§ **Exercise task**:
Produce a verbatim copy of the entries listed below.

§ **Available records**:
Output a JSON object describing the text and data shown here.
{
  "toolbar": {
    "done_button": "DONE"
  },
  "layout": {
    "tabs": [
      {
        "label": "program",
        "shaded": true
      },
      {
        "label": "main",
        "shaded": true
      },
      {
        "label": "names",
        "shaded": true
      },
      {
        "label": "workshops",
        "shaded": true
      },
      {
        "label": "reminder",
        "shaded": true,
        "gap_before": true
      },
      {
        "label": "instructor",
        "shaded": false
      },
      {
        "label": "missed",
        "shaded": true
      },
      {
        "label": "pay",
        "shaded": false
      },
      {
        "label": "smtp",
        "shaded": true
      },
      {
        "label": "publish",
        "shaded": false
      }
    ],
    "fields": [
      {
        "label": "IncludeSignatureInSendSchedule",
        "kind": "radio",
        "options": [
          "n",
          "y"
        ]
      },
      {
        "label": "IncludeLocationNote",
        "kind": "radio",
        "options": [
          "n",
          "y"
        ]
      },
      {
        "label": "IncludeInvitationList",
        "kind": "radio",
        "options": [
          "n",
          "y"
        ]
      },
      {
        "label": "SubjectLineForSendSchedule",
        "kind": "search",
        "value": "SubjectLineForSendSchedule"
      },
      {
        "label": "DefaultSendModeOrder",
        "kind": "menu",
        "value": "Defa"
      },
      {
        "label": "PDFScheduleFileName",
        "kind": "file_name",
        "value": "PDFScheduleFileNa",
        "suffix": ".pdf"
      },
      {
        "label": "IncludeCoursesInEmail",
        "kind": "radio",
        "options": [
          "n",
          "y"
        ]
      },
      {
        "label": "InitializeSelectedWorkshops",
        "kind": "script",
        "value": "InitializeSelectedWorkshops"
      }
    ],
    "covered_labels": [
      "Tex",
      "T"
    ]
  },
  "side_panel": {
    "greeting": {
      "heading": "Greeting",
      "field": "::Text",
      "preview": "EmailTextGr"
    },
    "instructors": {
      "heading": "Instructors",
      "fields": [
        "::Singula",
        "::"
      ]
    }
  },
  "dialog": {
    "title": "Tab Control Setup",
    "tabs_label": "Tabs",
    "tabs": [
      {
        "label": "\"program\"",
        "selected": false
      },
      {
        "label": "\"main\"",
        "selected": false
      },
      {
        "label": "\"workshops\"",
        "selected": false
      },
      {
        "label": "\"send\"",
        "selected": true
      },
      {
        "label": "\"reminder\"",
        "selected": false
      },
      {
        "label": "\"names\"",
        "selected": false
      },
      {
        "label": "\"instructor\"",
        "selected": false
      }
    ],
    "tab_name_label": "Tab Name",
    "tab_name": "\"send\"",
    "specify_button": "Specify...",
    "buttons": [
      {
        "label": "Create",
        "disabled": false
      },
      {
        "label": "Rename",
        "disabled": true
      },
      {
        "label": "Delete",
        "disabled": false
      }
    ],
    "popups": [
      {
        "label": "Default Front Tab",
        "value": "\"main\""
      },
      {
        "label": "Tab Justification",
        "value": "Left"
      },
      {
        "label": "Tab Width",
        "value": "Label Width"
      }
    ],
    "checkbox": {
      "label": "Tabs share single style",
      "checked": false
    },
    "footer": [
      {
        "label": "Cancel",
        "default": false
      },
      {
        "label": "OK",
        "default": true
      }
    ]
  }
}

§ **Result below**:
Output a JSON object describing the text and data shown here.
{
  "toolbar": {
    "done_button": "DONE"
  },
  "layout": {
    "tabs": [
      {
        "label": "program",
        "shaded": true
      },
      {
        "label": "main",
        "shaded": true
      },
      {
        "label": "names",
        "shaded": true
      },
      {
        "label": "workshops",
        "shaded": true
      },
      {
        "label": "reminder",
        "shaded": true,
        "gap_before": true
      },
      {
        "label": "instructor",
        "shaded": false
      },
      {
        "label": "missed",
        "shaded": true
      },
      {
        "label": "pay",
        "shaded": false
      },
      {
        "label": "smtp",
        "shaded": true
      },
      {
        "label": "publish",
        "shaded": false
      }
    ],
    "fields": [
      {
        "label": "IncludeSignatureInSendSchedule",
        "kind": "radio",
        "options": [
          "n",
          "y"
        ]
      },
      {
        "label": "IncludeLocationNote",
        "kind": "radio",
        "options": [
          "n",
          "y"
        ]
      },
      {
        "label": "IncludeInvitationList",
        "kind": "radio",
        "options": [
          "n",
          "y"
        ]
      },
      {
        "label": "SubjectLineForSendSchedule",
        "kind": "search",
        "value": "SubjectLineForSendSchedule"
      },
      {
        "label": "DefaultSendModeOrder",
        "kind": "menu",
        "value": "Defa"
      },
      {
        "label": "PDFScheduleFileName",
        "kind": "file_name",
        "value": "PDFScheduleFileNa",
        "suffix": ".pdf"
      },
      {
        "label": "IncludeCoursesInEmail",
        "kind": "radio",
        "options": [
          "n",
          "y"
        ]
      },
      {
        "label": "InitializeSelectedWorkshops",
        "kind": "script",
        "value": "InitializeSelectedWorkshops"
      }
    ],
    "covered_labels": [
      "Tex",
      "T"
    ]
  },
  "side_panel": {
    "greeting": {
      "heading": "Greeting",
      "field": "::Text",
      "preview": "EmailTextGr"
    },
    "instructors": {
      "heading": "Instructors",
      "fields": [
        "::Singula",
        "::"
      ]
    }
  },
  "dialog": {
    "title": "Tab Control Setup",
    "tabs_label": "Tabs",
    "tabs": [
      {
        "label": "\"program\"",
        "selected": false
      },
      {
        "label": "\"main\"",
        "selected": false
      },
      {
        "label": "\"workshops\"",
        "selected": false
      },
      {
        "label": "\"send\"",
        "selected": true
      },
      {
        "label": "\"reminder\"",
        "selected": false
      },
      {
        "label": "\"names\"",
        "selected": false
      },
      {
        "label": "\"instructor\"",
        "selected": false
      }
    ],
    "tab_name_label": "Tab Name",
    "tab_name": "\"send\"",
    "specify_button": "Specify...",
    "buttons": [
      {
        "label": "Create",
        "disabled": false
      },
      {
        "label": "Rename",
        "disabled": true
      },
      {
        "label": "Delete",
        "disabled": false
      }
    ],
    "popups": [
      {
        "label": "Default Front Tab",
        "value": "\"main\""
      },
      {
        "label": "Tab Justification",
        "value": "Left"
      },
      {
        "label": "Tab Width",
        "value": "Label Width"
      }
    ],
    "checkbox": {
      "label": "Tabs share single style",
      "checked": false
    },
    "footer": [
      {
        "label": "Cancel",
        "default": false
      },
      {
        "label": "OK",
        "default": true
      }
    ]
  }
}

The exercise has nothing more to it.